**REQUIRED TASK:** Your task is to copy every record exactly.

**Records:**
================================

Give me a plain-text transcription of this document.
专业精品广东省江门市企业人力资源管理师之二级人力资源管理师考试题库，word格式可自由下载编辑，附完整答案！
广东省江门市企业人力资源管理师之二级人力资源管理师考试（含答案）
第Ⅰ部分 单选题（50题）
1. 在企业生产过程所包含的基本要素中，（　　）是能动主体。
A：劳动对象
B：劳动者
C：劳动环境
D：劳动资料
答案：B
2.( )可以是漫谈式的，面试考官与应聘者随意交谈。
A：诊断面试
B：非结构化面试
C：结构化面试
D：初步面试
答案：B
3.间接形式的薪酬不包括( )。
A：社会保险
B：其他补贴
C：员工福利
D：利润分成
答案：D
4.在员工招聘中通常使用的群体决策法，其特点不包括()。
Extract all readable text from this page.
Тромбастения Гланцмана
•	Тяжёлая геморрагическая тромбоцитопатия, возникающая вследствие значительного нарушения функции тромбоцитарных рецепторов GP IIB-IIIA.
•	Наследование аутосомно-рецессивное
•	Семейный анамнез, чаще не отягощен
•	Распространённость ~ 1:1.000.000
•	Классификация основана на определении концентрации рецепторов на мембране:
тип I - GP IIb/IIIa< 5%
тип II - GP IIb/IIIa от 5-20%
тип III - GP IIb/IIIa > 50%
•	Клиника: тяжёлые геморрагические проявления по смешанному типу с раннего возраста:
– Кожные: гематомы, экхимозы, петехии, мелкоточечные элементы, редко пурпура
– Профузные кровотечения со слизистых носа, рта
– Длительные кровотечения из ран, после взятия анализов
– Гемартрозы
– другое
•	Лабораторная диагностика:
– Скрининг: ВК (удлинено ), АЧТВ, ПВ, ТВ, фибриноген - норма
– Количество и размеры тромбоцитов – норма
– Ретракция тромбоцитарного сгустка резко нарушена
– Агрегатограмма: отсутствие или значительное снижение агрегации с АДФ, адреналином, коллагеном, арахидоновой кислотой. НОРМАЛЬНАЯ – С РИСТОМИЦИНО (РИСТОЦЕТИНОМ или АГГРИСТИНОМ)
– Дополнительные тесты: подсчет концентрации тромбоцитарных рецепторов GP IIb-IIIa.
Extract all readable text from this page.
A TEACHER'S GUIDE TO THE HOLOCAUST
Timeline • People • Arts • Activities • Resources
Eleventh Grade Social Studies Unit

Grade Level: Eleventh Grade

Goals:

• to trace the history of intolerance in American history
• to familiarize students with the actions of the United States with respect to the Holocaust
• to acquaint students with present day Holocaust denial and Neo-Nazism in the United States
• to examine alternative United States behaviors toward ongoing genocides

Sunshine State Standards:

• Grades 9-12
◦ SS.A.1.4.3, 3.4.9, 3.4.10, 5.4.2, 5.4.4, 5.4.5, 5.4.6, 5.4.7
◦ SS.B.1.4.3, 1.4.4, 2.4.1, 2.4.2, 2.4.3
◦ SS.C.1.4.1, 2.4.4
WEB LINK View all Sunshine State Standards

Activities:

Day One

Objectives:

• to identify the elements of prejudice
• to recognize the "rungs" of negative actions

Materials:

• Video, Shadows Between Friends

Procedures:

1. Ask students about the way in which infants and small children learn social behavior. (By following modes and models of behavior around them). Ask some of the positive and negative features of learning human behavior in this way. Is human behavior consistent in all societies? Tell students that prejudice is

================================

**ANSWER TO THE EXERCISE:**
Give me a plain-text transcription of this document.
专业精品广东省江门市企业人力资源管理师之二级人力资源管理师考试题库，word格式可自由下载编辑，附完整答案！
广东省江门市企业人力资源管理师之二级人力资源管理师考试（含答案）
第Ⅰ部分 单选题（50题）
1. 在企业生产过程所包含的基本要素中，（　　）是能动主体。
A：劳动对象
B：劳动者
C：劳动环境
D：劳动资料
答案：B
2.( )可以是漫谈式的，面试考官与应聘者随意交谈。
A：诊断面试
B：非结构化面试
C：结构化面试
D：初步面试
答案：B
3.间接形式的薪酬不包括( )。
A：社会保险
B：其他补贴
C：员工福利
D：利润分成
答案：D
4.在员工招聘中通常使用的群体决策法，其特点不包括()。
Extract all readable text from this page.
Тромбастения Гланцмана
•	Тяжёлая геморрагическая тромбоцитопатия, возникающая вследствие значительного нарушения функции тромбоцитарных рецепторов GP IIB-IIIA.
•	Наследование аутосомно-рецессивное
•	Семейный анамнез, чаще не отягощен
•	Распространённость ~ 1:1.000.000
•	Классификация основана на определении концентрации рецепторов на мембране:
тип I - GP IIb/IIIa< 5%
тип II - GP IIb/IIIa от 5-20%
тип III - GP IIb/IIIa > 50%
•	Клиника: тяжёлые геморрагические проявления по смешанному типу с раннего возраста:
– Кожные: гематомы, экхимозы, петехии, мелкоточечные элементы, редко пурпура
– Профузные кровотечения со слизистых носа, рта
– Длительные кровотечения из ран, после взятия анализов
– Гемартрозы
– другое
•	Лабораторная диагностика:
– Скрининг: ВК (удлинено ), АЧТВ, ПВ, ТВ, фибриноген - норма
– Количество и размеры тромбоцитов – норма
– Ретракция тромбоцитарного сгустка резко нарушена
– Агрегатограмма: отсутствие или значительное снижение агрегации с АДФ, адреналином, коллагеном, арахидоновой кислотой. НОРМАЛЬНАЯ – С РИСТОМИЦИНО (РИСТОЦЕТИНОМ или АГГРИСТИНОМ)
– Дополнительные тесты: подсчет концентрации тромбоцитарных рецепторов GP IIb-IIIa.
Extract all readable text from this page.
A TEACHER'S GUIDE TO THE HOLOCAUST
Timeline • People • Arts • Activities • Resources
Eleventh Grade Social Studies Unit

Grade Level: Eleventh Grade

Goals:

• to trace the history of intolerance in American history
• to familiarize students with the actions of the United States with respect to the Holocaust
• to acquaint students with present day Holocaust denial and Neo-Nazism in the United States
• to examine alternative United States behaviors toward ongoing genocides

Sunshine State Standards:

• Grades 9-12
◦ SS.A.1.4.3, 3.4.9, 3.4.10, 5.4.2, 5.4.4, 5.4.5, 5.4.6, 5.4.7
◦ SS.B.1.4.3, 1.4.4, 2.4.1, 2.4.2, 2.4.3
◦ SS.C.1.4.1, 2.4.4
WEB LINK View all Sunshine State Standards

Activities:

Day One

Objectives:

• to identify the elements of prejudice
• to recognize the "rungs" of negative actions

Materials:

• Video, Shadows Between Friends

Procedures:

1. Ask students about the way in which infants and small children learn social behavior. (By following modes and models of behavior around them). Ask some of the positive and negative features of learning human behavior in this way. Is human behavior consistent in all societies? Tell students that prejudice is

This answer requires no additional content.